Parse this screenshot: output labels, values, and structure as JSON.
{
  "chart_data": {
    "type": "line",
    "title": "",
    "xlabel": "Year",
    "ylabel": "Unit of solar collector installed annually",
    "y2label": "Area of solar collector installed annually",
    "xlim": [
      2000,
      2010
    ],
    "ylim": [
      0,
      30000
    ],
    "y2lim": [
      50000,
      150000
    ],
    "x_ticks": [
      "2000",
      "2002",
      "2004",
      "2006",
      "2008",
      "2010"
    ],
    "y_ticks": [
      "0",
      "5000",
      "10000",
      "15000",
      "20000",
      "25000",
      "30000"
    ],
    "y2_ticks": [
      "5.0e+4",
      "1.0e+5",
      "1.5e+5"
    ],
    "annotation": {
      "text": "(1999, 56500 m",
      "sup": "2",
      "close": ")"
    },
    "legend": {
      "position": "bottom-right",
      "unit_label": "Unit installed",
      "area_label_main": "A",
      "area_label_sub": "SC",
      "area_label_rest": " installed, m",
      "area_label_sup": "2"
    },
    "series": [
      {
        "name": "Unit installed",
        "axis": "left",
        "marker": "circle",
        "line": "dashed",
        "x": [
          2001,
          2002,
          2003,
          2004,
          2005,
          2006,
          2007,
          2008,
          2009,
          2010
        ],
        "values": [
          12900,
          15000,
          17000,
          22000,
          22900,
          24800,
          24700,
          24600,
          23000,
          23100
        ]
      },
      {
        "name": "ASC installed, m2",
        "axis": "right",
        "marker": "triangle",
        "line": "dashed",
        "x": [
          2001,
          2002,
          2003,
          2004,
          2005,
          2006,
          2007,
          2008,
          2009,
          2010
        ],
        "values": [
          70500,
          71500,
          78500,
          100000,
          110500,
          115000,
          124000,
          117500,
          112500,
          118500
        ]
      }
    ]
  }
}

○ ○ ○ ○

» **Set exercise**
Keep only the lines that hold the string "Unit", and copy them out.

» **Complete output**
    "ylabel": "Unit of solar collector installed annually",
      "unit_label": "Unit installed",
        "name": "Unit installed",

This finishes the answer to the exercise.